WHAT THIS TASK INVOLVES: Pick every line with "ἀλλὰ" from the material below.
***** RECORD EXCERPTS
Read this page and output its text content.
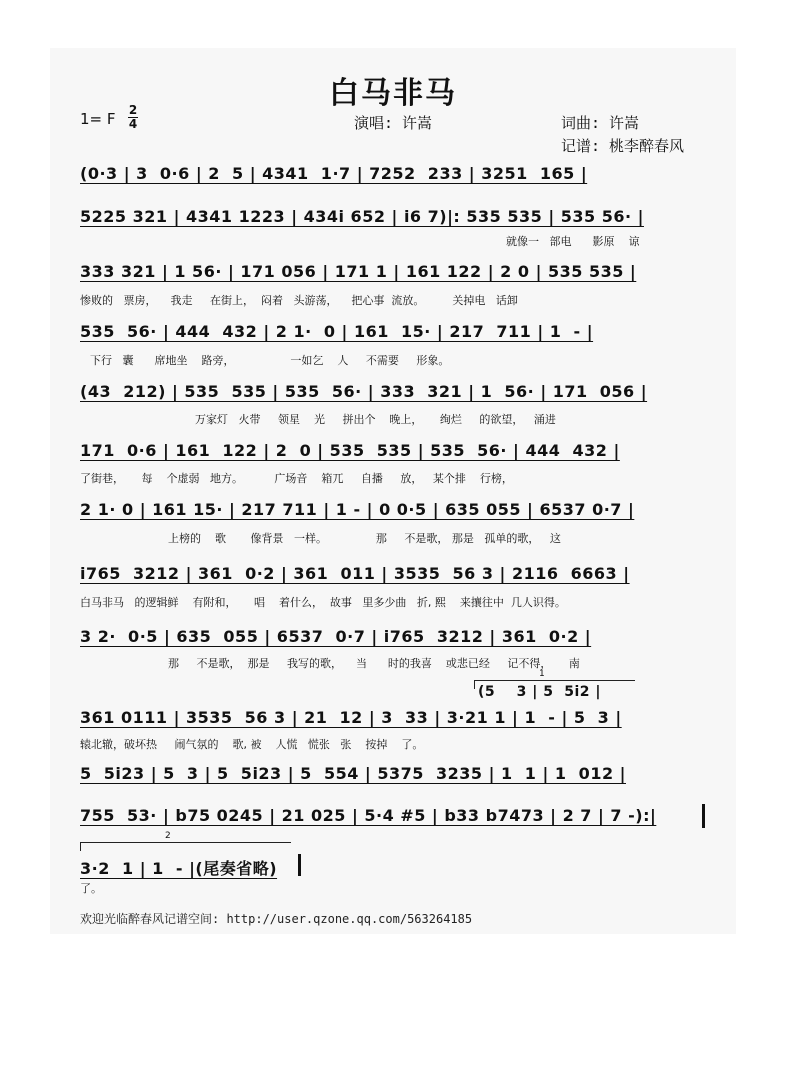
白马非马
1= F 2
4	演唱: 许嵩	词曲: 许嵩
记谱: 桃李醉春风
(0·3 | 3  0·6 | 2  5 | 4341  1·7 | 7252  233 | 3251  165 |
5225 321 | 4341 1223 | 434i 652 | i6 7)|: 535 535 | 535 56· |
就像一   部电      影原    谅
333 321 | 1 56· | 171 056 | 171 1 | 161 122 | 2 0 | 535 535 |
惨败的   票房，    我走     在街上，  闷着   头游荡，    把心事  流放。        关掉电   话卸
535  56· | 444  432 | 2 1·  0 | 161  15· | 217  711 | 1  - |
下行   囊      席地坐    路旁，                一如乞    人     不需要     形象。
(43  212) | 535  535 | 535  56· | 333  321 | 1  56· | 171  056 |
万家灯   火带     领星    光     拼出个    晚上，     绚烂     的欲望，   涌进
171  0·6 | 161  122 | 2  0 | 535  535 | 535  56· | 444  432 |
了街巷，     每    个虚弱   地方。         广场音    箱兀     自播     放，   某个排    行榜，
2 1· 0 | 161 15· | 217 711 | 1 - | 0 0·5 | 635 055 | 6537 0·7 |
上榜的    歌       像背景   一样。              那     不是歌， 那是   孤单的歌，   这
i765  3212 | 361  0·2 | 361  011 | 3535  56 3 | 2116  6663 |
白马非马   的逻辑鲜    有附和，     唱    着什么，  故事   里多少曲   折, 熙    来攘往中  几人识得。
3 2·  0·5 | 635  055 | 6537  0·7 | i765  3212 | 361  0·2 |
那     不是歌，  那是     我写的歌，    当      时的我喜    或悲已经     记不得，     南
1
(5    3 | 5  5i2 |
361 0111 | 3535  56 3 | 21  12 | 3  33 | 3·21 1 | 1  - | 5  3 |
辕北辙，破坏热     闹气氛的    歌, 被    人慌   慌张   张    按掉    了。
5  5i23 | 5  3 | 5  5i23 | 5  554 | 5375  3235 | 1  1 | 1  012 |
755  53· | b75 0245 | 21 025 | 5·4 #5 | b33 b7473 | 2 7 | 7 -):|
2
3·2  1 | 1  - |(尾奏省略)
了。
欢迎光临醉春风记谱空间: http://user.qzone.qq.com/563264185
**********
***** RECORD EXCERPTS
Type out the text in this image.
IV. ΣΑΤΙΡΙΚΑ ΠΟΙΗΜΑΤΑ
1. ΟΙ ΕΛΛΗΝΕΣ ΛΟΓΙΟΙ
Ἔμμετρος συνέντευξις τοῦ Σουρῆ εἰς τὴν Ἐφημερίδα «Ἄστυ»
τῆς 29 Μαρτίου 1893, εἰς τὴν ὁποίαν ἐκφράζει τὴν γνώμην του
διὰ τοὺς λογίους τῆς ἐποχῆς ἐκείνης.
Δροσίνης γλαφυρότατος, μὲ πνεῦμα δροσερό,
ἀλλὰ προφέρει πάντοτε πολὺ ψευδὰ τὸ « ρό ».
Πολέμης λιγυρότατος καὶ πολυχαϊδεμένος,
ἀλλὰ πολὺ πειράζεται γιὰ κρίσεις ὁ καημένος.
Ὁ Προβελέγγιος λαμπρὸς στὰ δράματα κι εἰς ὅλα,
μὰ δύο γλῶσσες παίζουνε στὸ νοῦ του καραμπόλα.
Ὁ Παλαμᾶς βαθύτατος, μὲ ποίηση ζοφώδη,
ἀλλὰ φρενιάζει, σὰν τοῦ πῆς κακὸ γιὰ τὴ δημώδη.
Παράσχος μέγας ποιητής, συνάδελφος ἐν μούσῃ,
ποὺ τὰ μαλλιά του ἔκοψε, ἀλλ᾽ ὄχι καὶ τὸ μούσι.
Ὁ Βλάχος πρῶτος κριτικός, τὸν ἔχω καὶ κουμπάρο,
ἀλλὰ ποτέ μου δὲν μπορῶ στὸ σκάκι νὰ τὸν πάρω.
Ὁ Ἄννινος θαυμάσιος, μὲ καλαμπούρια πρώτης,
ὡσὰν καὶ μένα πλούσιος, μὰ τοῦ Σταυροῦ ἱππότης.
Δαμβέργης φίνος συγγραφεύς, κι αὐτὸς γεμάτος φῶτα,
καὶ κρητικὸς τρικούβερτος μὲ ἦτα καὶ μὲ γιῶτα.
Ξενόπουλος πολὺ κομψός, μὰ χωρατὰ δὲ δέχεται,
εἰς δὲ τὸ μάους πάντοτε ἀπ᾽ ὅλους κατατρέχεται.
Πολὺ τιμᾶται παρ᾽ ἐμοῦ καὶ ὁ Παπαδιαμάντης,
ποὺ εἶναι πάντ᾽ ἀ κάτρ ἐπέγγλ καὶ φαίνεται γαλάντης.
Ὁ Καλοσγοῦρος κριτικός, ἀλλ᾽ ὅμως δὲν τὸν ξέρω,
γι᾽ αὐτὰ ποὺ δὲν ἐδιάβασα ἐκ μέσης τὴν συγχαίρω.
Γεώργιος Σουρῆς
**********
FULL SOLUTION:
ἀλλὰ προφέρει πάντοτε πολὺ ψευδὰ τὸ « ρό ».
ἀλλὰ πολὺ πειράζεται γιὰ κρίσεις ὁ καημένος.
ἀλλὰ φρενιάζει, σὰν τοῦ πῆς κακὸ γιὰ τὴ δημώδη.
ἀλλὰ ποτέ μου δὲν μπορῶ στὸ σκάκι νὰ τὸν πάρω.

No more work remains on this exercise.